• **TASK PROMPT**
Pull out each line of the data that includes the word "处理周期不得超过".

• **THE RECORDS**
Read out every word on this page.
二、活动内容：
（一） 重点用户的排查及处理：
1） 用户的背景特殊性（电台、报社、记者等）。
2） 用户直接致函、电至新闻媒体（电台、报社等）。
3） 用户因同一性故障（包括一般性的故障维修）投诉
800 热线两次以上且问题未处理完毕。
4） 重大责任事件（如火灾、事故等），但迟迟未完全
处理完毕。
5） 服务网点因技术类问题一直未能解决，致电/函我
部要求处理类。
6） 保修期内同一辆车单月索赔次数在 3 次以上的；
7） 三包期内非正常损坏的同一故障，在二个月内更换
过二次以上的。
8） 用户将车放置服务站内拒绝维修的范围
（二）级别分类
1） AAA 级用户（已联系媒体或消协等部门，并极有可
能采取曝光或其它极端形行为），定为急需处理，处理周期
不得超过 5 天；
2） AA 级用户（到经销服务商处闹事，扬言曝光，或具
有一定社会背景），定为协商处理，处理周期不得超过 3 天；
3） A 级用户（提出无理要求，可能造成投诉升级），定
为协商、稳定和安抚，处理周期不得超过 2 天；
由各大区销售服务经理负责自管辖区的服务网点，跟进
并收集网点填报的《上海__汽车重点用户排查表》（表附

• **SOLUTION TO THE PROBLEM**
有一定社会背景），定为协商处理，处理周期不得超过 3 天；
为协商、稳定和安抚，处理周期不得超过 2 天；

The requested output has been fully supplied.